-- EXERCISE BRIEF --
Copy out each line featuring the string "with" from the entries beneath.

● ● ● ● ● ● ●

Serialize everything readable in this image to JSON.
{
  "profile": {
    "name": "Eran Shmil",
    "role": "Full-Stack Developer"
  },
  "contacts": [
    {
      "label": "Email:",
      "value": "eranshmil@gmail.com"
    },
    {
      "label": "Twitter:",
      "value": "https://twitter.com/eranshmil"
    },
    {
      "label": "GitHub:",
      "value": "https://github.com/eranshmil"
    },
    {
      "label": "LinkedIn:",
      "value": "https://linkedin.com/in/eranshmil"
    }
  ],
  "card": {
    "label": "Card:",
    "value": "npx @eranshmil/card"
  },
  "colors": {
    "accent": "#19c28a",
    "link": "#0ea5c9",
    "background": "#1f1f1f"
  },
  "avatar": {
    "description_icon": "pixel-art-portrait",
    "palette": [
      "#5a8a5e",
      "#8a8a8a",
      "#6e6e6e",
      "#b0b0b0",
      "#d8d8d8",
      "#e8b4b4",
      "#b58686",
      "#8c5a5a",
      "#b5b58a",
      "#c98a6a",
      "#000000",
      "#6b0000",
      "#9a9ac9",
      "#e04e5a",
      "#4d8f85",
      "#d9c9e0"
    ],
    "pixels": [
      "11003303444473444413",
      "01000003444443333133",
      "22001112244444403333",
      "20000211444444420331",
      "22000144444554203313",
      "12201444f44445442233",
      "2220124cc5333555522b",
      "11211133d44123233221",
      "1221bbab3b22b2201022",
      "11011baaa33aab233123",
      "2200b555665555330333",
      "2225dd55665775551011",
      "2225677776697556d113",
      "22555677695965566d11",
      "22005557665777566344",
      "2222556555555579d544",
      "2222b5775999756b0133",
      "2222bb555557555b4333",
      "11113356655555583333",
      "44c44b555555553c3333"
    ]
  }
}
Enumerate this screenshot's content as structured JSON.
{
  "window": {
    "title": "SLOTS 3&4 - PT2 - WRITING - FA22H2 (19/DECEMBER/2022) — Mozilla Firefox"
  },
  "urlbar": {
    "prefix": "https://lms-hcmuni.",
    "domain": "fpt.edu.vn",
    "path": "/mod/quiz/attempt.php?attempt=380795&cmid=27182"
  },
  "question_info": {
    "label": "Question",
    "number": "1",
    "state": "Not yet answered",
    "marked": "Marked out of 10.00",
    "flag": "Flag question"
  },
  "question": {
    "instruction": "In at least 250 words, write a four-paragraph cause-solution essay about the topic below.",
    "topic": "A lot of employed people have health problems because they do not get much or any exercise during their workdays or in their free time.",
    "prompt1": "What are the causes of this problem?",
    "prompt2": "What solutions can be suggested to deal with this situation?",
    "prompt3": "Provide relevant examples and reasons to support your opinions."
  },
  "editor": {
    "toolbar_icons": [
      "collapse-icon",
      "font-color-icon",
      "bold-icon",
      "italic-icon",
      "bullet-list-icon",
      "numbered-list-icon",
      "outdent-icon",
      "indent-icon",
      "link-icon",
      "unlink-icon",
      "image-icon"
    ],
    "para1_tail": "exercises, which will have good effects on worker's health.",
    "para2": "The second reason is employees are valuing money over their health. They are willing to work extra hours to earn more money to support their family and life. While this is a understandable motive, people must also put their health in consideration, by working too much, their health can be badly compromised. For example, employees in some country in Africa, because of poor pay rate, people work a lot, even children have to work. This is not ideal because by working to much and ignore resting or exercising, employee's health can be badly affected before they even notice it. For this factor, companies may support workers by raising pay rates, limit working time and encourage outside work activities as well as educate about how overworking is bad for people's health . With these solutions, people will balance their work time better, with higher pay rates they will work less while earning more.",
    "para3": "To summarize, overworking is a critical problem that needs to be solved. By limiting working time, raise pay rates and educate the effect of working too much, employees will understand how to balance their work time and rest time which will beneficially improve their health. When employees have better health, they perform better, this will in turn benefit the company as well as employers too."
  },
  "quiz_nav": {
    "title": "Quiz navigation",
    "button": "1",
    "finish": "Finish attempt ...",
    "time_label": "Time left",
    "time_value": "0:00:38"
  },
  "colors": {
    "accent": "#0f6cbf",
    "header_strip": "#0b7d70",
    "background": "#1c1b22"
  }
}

● ● ● ● ● ● ●

-- EXERCISE SOLUTION --
    "prompt2": "What solutions can be suggested to deal with this situation?",
    "para2": "The second reason is employees are valuing money over their health. They are willing to work extra hours to earn more money to support their family and life. While this is a understandable motive, people must also put their health in consideration, by working too much, their health can be badly compromised. For example, employees in some country in Africa, because of poor pay rate, people work a lot, even children have to work. This is not ideal because by working to much and ignore resting or exercising, employee's health can be badly affected before they even notice it. For this factor, companies may support workers by raising pay rates, limit working time and encourage outside work activities as well as educate about how overworking is bad for people's health . With these solutions, people will balance their work time better, with higher pay rates they will work less while earning more.",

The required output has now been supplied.